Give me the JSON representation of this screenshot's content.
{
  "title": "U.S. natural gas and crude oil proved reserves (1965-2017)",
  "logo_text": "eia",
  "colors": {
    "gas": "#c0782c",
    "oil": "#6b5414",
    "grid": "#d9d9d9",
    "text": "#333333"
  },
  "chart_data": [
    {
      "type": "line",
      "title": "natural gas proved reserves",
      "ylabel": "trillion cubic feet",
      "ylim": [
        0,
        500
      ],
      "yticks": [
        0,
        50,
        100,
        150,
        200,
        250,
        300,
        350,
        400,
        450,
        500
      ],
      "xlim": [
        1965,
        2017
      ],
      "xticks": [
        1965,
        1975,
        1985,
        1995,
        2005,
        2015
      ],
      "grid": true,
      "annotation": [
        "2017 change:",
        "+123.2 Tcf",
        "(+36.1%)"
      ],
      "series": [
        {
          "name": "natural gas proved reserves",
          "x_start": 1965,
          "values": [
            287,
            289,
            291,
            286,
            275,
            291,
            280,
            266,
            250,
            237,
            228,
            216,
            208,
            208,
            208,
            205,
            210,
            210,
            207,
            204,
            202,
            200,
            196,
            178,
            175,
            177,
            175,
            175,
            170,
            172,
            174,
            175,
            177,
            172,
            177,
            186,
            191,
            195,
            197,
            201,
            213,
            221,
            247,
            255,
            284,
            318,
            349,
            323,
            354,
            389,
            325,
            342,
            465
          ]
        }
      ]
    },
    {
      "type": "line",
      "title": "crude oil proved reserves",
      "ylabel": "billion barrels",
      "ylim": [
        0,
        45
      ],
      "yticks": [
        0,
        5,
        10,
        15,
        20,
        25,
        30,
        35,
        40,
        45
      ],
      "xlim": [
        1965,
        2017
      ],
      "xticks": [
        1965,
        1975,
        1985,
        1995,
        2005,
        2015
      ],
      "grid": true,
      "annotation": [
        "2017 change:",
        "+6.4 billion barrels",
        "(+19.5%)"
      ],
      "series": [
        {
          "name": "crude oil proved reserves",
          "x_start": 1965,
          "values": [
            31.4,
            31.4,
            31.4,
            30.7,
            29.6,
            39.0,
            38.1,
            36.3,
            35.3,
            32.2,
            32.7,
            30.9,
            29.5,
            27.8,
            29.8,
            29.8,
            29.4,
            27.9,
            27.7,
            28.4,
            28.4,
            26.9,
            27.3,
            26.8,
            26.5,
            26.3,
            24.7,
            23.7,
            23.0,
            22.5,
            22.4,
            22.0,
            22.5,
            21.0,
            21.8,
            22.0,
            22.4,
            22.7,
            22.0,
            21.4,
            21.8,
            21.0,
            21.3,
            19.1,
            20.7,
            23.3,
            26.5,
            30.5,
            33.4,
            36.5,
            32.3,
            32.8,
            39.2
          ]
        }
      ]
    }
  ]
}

----------

## CHALLENGE
Copy each line of the data above without altering a single character.

## EXPECTED ANSWER
Give me the JSON representation of this screenshot's content.
{
  "title": "U.S. natural gas and crude oil proved reserves (1965-2017)",
  "logo_text": "eia",
  "colors": {
    "gas": "#c0782c",
    "oil": "#6b5414",
    "grid": "#d9d9d9",
    "text": "#333333"
  },
  "chart_data": [
    {
      "type": "line",
      "title": "natural gas proved reserves",
      "ylabel": "trillion cubic feet",
      "ylim": [
        0,
        500
      ],
      "yticks": [
        0,
        50,
        100,
        150,
        200,
        250,
        300,
        350,
        400,
        450,
        500
      ],
      "xlim": [
        1965,
        2017
      ],
      "xticks": [
        1965,
        1975,
        1985,
        1995,
        2005,
        2015
      ],
      "grid": true,
      "annotation": [
        "2017 change:",
        "+123.2 Tcf",
        "(+36.1%)"
      ],
      "series": [
        {
          "name": "natural gas proved reserves",
          "x_start": 1965,
          "values": [
            287,
            289,
            291,
            286,
            275,
            291,
            280,
            266,
            250,
            237,
            228,
            216,
            208,
            208,
            208,
            205,
            210,
            210,
            207,
            204,
            202,
            200,
            196,
            178,
            175,
            177,
            175,
            175,
            170,
            172,
            174,
            175,
            177,
            172,
            177,
            186,
            191,
            195,
            197,
            201,
            213,
            221,
            247,
            255,
            284,
            318,
            349,
            323,
            354,
            389,
            325,
            342,
            465
          ]
        }
      ]
    },
    {
      "type": "line",
      "title": "crude oil proved reserves",
      "ylabel": "billion barrels",
      "ylim": [
        0,
        45
      ],
      "yticks": [
        0,
        5,
        10,
        15,
        20,
        25,
        30,
        35,
        40,
        45
      ],
      "xlim": [
        1965,
        2017
      ],
      "xticks": [
        1965,
        1975,
        1985,
        1995,
        2005,
        2015
      ],
      "grid": true,
      "annotation": [
        "2017 change:",
        "+6.4 billion barrels",
        "(+19.5%)"
      ],
      "series": [
        {
          "name": "crude oil proved reserves",
          "x_start": 1965,
          "values": [
            31.4,
            31.4,
            31.4,
            30.7,
            29.6,
            39.0,
            38.1,
            36.3,
            35.3,
            32.2,
            32.7,
            30.9,
            29.5,
            27.8,
            29.8,
            29.8,
            29.4,
            27.9,
            27.7,
            28.4,
            28.4,
            26.9,
            27.3,
            26.8,
            26.5,
            26.3,
            24.7,
            23.7,
            23.0,
            22.5,
            22.4,
            22.0,
            22.5,
            21.0,
            21.8,
            22.0,
            22.4,
            22.7,
            22.0,
            21.4,
            21.8,
            21.0,
            21.3,
            19.1,
            20.7,
            23.3,
            26.5,
            30.5,
            33.4,
            36.5,
            32.3,
            32.8,
            39.2
          ]
        }
      ]
    }
  ]
}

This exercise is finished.